Exercise instructions> Copy the records from the first line down to and including the line containing "left-axis-unit-label: (亿元) (121, 122, 141, 169)", character for character.
#####
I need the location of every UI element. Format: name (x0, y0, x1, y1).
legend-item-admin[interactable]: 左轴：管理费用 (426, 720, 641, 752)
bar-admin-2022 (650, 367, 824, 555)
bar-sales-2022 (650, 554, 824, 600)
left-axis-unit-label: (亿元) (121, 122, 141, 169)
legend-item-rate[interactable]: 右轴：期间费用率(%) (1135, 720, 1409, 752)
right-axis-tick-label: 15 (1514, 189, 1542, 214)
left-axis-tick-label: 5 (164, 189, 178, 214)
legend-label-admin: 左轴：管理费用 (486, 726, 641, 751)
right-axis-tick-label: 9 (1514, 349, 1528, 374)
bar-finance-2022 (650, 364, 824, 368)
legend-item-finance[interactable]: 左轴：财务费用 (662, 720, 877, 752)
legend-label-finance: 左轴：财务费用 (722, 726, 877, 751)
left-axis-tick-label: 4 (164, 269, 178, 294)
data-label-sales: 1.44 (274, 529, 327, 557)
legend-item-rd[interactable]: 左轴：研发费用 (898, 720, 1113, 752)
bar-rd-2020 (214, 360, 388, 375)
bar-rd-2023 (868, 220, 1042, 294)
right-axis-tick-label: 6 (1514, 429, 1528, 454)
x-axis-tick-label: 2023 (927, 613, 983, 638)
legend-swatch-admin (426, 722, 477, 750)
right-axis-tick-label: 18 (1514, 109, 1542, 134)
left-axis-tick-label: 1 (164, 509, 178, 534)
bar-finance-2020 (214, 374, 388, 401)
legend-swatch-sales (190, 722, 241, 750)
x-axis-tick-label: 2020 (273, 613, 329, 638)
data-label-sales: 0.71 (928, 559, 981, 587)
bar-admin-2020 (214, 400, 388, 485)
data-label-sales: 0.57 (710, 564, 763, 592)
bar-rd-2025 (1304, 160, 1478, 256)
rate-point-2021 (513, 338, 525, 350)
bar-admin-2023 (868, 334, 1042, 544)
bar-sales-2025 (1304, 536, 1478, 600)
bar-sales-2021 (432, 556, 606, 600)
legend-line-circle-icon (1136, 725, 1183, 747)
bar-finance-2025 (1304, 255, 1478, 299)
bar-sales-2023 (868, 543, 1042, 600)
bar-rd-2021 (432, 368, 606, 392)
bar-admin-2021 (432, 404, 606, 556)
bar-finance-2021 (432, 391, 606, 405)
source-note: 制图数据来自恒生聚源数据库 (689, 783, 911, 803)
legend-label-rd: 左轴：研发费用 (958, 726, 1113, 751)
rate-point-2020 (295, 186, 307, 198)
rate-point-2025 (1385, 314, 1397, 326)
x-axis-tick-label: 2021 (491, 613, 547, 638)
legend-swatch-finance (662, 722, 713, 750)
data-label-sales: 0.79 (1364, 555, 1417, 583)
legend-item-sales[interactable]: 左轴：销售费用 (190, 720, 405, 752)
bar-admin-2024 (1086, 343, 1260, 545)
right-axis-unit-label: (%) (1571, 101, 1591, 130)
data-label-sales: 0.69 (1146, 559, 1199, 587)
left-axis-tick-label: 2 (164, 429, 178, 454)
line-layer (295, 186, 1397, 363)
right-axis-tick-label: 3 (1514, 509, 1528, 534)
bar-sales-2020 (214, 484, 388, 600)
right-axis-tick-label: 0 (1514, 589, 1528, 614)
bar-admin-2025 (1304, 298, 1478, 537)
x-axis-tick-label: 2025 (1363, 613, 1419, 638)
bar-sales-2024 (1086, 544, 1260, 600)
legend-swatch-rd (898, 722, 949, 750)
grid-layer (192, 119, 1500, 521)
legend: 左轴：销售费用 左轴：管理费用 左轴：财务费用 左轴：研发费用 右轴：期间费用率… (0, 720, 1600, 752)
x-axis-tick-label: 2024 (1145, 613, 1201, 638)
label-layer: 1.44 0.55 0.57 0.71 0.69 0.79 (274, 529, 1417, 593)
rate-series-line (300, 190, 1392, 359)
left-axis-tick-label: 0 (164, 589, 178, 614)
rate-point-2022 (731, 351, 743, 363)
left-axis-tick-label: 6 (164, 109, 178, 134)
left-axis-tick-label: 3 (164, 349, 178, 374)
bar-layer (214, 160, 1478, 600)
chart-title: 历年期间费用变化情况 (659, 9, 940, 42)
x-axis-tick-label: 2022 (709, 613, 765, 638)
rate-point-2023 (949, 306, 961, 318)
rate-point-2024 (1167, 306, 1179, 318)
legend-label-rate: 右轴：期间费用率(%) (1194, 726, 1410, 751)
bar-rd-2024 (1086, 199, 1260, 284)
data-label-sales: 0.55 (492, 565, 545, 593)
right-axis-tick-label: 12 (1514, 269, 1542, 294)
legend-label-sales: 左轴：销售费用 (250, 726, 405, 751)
#####
Task result>
I need the location of every UI element. Format: name (x0, y0, x1, y1).
legend-item-admin[interactable]: 左轴：管理费用 (426, 720, 641, 752)
bar-admin-2022 (650, 367, 824, 555)
bar-sales-2022 (650, 554, 824, 600)
left-axis-unit-label: (亿元) (121, 122, 141, 169)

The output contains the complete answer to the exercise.